* _Requirement_
Retype the material that follows, keeping every word as it is.

* _Dataset excerpts_
+--
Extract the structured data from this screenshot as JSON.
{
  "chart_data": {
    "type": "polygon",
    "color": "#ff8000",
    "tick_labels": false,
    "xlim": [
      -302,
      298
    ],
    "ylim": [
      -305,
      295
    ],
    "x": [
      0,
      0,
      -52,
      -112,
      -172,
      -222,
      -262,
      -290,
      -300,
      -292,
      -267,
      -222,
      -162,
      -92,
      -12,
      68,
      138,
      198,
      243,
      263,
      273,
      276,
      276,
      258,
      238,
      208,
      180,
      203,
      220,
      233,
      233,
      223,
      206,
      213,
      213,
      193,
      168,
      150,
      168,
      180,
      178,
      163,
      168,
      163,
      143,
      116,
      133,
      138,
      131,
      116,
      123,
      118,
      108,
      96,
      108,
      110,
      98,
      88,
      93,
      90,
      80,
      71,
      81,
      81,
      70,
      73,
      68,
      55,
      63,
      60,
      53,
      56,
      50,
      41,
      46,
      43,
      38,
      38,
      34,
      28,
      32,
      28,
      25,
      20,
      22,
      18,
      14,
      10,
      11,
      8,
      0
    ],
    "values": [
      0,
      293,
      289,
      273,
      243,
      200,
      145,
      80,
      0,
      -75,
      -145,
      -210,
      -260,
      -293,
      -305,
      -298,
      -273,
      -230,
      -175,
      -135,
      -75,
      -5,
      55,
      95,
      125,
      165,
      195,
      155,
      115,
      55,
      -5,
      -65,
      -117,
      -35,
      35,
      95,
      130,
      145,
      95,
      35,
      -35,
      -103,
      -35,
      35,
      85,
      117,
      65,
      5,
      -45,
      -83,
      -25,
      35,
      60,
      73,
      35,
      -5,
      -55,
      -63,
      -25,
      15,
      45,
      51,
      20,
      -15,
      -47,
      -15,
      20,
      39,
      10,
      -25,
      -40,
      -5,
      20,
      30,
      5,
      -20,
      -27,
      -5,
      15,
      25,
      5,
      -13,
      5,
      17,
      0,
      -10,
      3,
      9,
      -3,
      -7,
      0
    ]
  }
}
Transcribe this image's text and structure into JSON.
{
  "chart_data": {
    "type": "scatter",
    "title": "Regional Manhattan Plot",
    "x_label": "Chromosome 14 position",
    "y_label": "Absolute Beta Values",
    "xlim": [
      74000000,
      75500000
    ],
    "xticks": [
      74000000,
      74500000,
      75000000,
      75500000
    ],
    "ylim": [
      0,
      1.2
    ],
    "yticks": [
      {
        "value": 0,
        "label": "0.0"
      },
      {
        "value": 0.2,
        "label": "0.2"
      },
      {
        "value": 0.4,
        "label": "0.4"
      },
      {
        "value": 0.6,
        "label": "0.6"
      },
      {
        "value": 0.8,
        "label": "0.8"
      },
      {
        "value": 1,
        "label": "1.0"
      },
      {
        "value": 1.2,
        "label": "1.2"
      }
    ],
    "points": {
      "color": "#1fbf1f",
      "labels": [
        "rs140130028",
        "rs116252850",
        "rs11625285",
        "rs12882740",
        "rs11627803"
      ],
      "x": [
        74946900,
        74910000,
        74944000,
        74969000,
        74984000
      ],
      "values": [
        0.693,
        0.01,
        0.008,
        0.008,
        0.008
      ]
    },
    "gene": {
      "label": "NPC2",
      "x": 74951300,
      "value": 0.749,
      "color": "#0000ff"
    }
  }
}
+--
* _Worked solution_
Extract the structured data from this screenshot as JSON.
{
  "chart_data": {
    "type": "polygon",
    "color": "#ff8000",
    "tick_labels": false,
    "xlim": [
      -302,
      298
    ],
    "ylim": [
      -305,
      295
    ],
    "x": [
      0,
      0,
      -52,
      -112,
      -172,
      -222,
      -262,
      -290,
      -300,
      -292,
      -267,
      -222,
      -162,
      -92,
      -12,
      68,
      138,
      198,
      243,
      263,
      273,
      276,
      276,
      258,
      238,
      208,
      180,
      203,
      220,
      233,
      233,
      223,
      206,
      213,
      213,
      193,
      168,
      150,
      168,
      180,
      178,
      163,
      168,
      163,
      143,
      116,
      133,
      138,
      131,
      116,
      123,
      118,
      108,
      96,
      108,
      110,
      98,
      88,
      93,
      90,
      80,
      71,
      81,
      81,
      70,
      73,
      68,
      55,
      63,
      60,
      53,
      56,
      50,
      41,
      46,
      43,
      38,
      38,
      34,
      28,
      32,
      28,
      25,
      20,
      22,
      18,
      14,
      10,
      11,
      8,
      0
    ],
    "values": [
      0,
      293,
      289,
      273,
      243,
      200,
      145,
      80,
      0,
      -75,
      -145,
      -210,
      -260,
      -293,
      -305,
      -298,
      -273,
      -230,
      -175,
      -135,
      -75,
      -5,
      55,
      95,
      125,
      165,
      195,
      155,
      115,
      55,
      -5,
      -65,
      -117,
      -35,
      35,
      95,
      130,
      145,
      95,
      35,
      -35,
      -103,
      -35,
      35,
      85,
      117,
      65,
      5,
      -45,
      -83,
      -25,
      35,
      60,
      73,
      35,
      -5,
      -55,
      -63,
      -25,
      15,
      45,
      51,
      20,
      -15,
      -47,
      -15,
      20,
      39,
      10,
      -25,
      -40,
      -5,
      20,
      30,
      5,
      -20,
      -27,
      -5,
      15,
      25,
      5,
      -13,
      5,
      17,
      0,
      -10,
      3,
      9,
      -3,
      -7,
      0
    ]
  }
}
Transcribe this image's text and structure into JSON.
{
  "chart_data": {
    "type": "scatter",
    "title": "Regional Manhattan Plot",
    "x_label": "Chromosome 14 position",
    "y_label": "Absolute Beta Values",
    "xlim": [
      74000000,
      75500000
    ],
    "xticks": [
      74000000,
      74500000,
      75000000,
      75500000
    ],
    "ylim": [
      0,
      1.2
    ],
    "yticks": [
      {
        "value": 0,
        "label": "0.0"
      },
      {
        "value": 0.2,
        "label": "0.2"
      },
      {
        "value": 0.4,
        "label": "0.4"
      },
      {
        "value": 0.6,
        "label": "0.6"
      },
      {
        "value": 0.8,
        "label": "0.8"
      },
      {
        "value": 1,
        "label": "1.0"
      },
      {
        "value": 1.2,
        "label": "1.2"
      }
    ],
    "points": {
      "color": "#1fbf1f",
      "labels": [
        "rs140130028",
        "rs116252850",
        "rs11625285",
        "rs12882740",
        "rs11627803"
      ],
      "x": [
        74946900,
        74910000,
        74944000,
        74969000,
        74984000
      ],
      "values": [
        0.693,
        0.01,
        0.008,
        0.008,
        0.008
      ]
    },
    "gene": {
      "label": "NPC2",
      "x": 74951300,
      "value": 0.749,
      "color": "#0000ff"
    }
  }
}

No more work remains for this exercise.